=== WRITTEN REQUEST A ===
Please retype the part of the passage on the Accademia della Crusca from "In the 1500s, an" to "in any language.", keeping every word and mark unchanged.

# start of PASSAGE GIVEN

In the 1500s, an invaluable invention transformed Italian agriculture: il frullone, a sieve-like device that separated wheat from chaff to produce flour. A group of irreverent Florentine intellectuals, passionately devoted to preserving their language’s più bei fiori (loveliest blooms), decided to become human frulloni and separate the linguistic fior di farina (the flower of the wheat) from the coarse crusca (chaff or bran). The Accademia della Crusca, known as “La Crusca,” the oldest scholarly academy in Europe, took on a lofty mission: creating the first dictionary of officially recognized words in any language.
This was no dry academic venture by uptight language police. The Crusconi playfully gave themselves names related to food, such as Lievito (yeast or leaven) and Grattugiato (grated). Each Cruscone also selected a related symbol, such as a sieve or sheaf of wheat, which was embossed in vibrant colors upon a wooden pala, a shovel-like paddle used to slide loaves of bread from an oven.
Despite their jocularity, La Crusca’s founders took their mission seriously. Over decades of research, discussion and debate, they created the Vocabolario degli Accademici della Crusca, published on January 20, 1612. The 960 oversized pages of this unique compendium contained only words that qualified as “belle, significative e dell’uso nostro” (beautiful, noteworthy and of our use) from Italian authors such as Dante, Petrarch and Boccaccio. When I had the privilege of turning the stiff, dry pages of a first edition of the Vocabolario, I was so moved that I became senza parole (speechless). No less than the artists laboring in a Renaissance bottega, the language “bakers” of La Crusca had painstakingly created a living work of art: la più bella lingua del mondo (the most beautiful language in the world).

# end of PASSAGE GIVEN
# start of INPUT

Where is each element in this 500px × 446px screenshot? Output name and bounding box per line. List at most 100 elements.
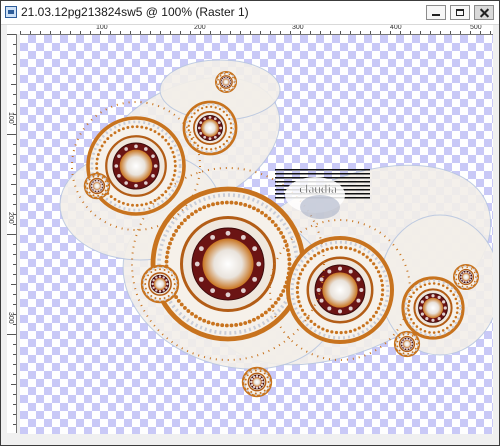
vertical-ruler[interactable]: 100 200 300 (7, 34, 17, 433)
ruler-tick (13, 394, 16, 395)
ruler-tick (290, 31, 291, 34)
close-button[interactable] (474, 5, 494, 20)
ruler-tick (13, 304, 16, 305)
ruler-tick (40, 31, 41, 34)
ruler-tick (13, 164, 16, 165)
ruler-label-300: 300 (292, 25, 304, 31)
ruler-tick (160, 31, 161, 34)
ruler-tick (180, 31, 181, 34)
minimize-button[interactable] (426, 5, 446, 20)
fractal-image: claudia (59, 59, 493, 398)
ruler-tick (340, 31, 341, 34)
ruler-corner (7, 25, 20, 34)
ruler-label-100: 100 (96, 25, 108, 31)
ruler-tick (50, 31, 51, 34)
ruler-tick (200, 31, 201, 34)
ruler-tick (380, 31, 381, 34)
ruler-tick (13, 54, 16, 55)
ruler-tick (13, 94, 16, 95)
ruler-tick (13, 44, 16, 45)
ruler-tick (7, 334, 16, 335)
ruler-tick (60, 31, 61, 34)
ruler-tick (11, 284, 16, 285)
image-canvas[interactable]: claudia (20, 35, 493, 434)
ruler-tick (13, 104, 16, 105)
ruler-tick (170, 31, 171, 34)
ruler-tick (13, 424, 16, 425)
ruler-tick (390, 31, 391, 34)
ruler-tick (430, 31, 431, 34)
ruler-tick (210, 31, 211, 34)
ruler-tick (13, 114, 16, 115)
horizontal-ruler[interactable]: 100 200 300 400 500 (20, 25, 493, 35)
ruler-tick (100, 31, 101, 34)
ruler-tick (130, 31, 131, 34)
ruler-tick (7, 34, 16, 35)
ruler-tick (110, 31, 111, 34)
ruler-tick (11, 384, 16, 385)
ruler-tick (13, 214, 16, 215)
ruler-tick (80, 31, 81, 34)
ruler-tick (150, 31, 151, 34)
ruler-tick (13, 314, 16, 315)
ruler-tick (270, 31, 271, 34)
ruler-tick (330, 31, 331, 34)
ruler-tick (13, 324, 16, 325)
ruler-tick (13, 244, 16, 245)
ruler-tick (320, 31, 321, 34)
ruler-tick (30, 31, 31, 34)
document-window: 21.03.12pg213824sw5 @ 100% (Raster 1) 10… (0, 0, 500, 446)
ruler-tick (13, 204, 16, 205)
ruler-tick (13, 74, 16, 75)
ruler-tick (13, 374, 16, 375)
ruler-tick (360, 31, 361, 34)
ruler-tick (7, 134, 16, 135)
ruler-tick (13, 224, 16, 225)
ruler-tick (7, 234, 16, 235)
ruler-tick (460, 31, 461, 34)
ruler-tick (280, 31, 281, 34)
ruler-tick (220, 31, 221, 34)
ruler-tick (13, 124, 16, 125)
ruler-tick (190, 31, 191, 34)
ruler-tick (250, 31, 251, 34)
ruler-tick (470, 31, 471, 34)
ruler-tick (370, 31, 371, 34)
ruler-tick (120, 31, 121, 34)
ruler-tick (13, 264, 16, 265)
psp-document-icon[interactable] (5, 6, 17, 18)
ruler-tick (13, 254, 16, 255)
ruler-tick (13, 194, 16, 195)
ruler-tick (400, 31, 401, 34)
ruler-tick (13, 64, 16, 65)
watermark-text: claudia (299, 181, 337, 196)
ruler-tick (11, 84, 16, 85)
ruler-tick (410, 31, 411, 34)
ruler-tick (13, 344, 16, 345)
ruler-tick (13, 154, 16, 155)
ruler-tick (300, 31, 301, 34)
title-bar[interactable]: 21.03.12pg213824sw5 @ 100% (Raster 1) (1, 1, 499, 25)
ruler-tick (70, 31, 71, 34)
ruler-tick (240, 31, 241, 34)
ruler-tick (490, 31, 491, 34)
maximize-button[interactable] (450, 5, 470, 20)
ruler-tick (440, 31, 441, 34)
window-title: 21.03.12pg213824sw5 @ 100% (Raster 1) (21, 5, 249, 19)
ruler-tick (13, 354, 16, 355)
ruler-tick (310, 31, 311, 34)
ruler-tick (90, 31, 91, 34)
ruler-tick (13, 414, 16, 415)
ruler-tick (140, 31, 141, 34)
ruler-tick (13, 274, 16, 275)
ruler-tick (480, 31, 481, 34)
ruler-tick (450, 31, 451, 34)
ruler-tick (13, 174, 16, 175)
ruler-tick (13, 404, 16, 405)
ruler-tick (13, 294, 16, 295)
ruler-tick (420, 31, 421, 34)
ruler-tick (350, 31, 351, 34)
ruler-tick (20, 31, 21, 34)
ruler-tick (230, 31, 231, 34)
ruler-tick (11, 184, 16, 185)
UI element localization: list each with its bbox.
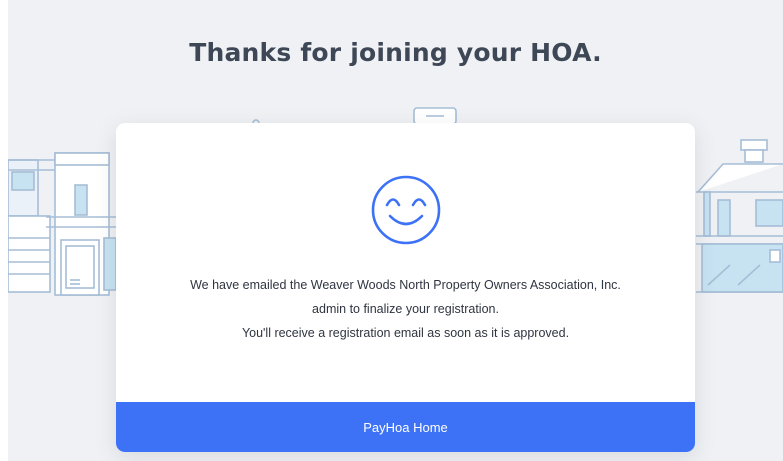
- right-house-illustration: [696, 139, 783, 293]
- message-line: You'll receive a registration email as s…: [241, 326, 570, 340]
- confirmation-message: We have emailed the Weaver Woods North P…: [116, 273, 695, 345]
- page-title: Thanks for joining your HOA.: [189, 38, 602, 67]
- payhoa-home-button[interactable]: PayHoa Home: [116, 402, 695, 452]
- smiley-face-icon: [371, 175, 441, 245]
- page-background: Thanks for joining your HOA. We have ema…: [8, 0, 783, 461]
- left-house-illustration: [8, 152, 120, 296]
- confirmation-dialog: We have emailed the Weaver Woods North P…: [116, 123, 695, 452]
- message-line: We have emailed the Weaver Woods North P…: [190, 278, 621, 292]
- message-line: admin to finalize your registration.: [312, 302, 499, 316]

# end of INPUT

=== WRITTEN REQUEST B ===
In the first of the entries, echo the lines from the line with "vertical-ruler[interactable]: 100 200" to the line with "ruler-tick (13, 164, 16, 165)", both included.

=== EXERCISE RESULT A ===
In the 1500s, an invaluable invention transformed Italian agriculture: il frullone, a sieve-like device that separated wheat from chaff to produce flour. A group of irreverent Florentine intellectuals, passionately devoted to preserving their language’s più bei fiori (loveliest blooms), decided to become human frulloni and separate the linguistic fior di farina (the flower of the wheat) from the coarse crusca (chaff or bran). The Accademia della Crusca, known as “La Crusca,” the oldest scholarly academy in Europe, took on a lofty mission: creating the first dictionary of officially recognized words in any language.

=== EXERCISE RESULT B ===
vertical-ruler[interactable]: 100 200 300 (7, 34, 17, 433)
ruler-tick (13, 394, 16, 395)
ruler-tick (290, 31, 291, 34)
close-button[interactable] (474, 5, 494, 20)
ruler-tick (13, 304, 16, 305)
ruler-tick (40, 31, 41, 34)
ruler-tick (13, 164, 16, 165)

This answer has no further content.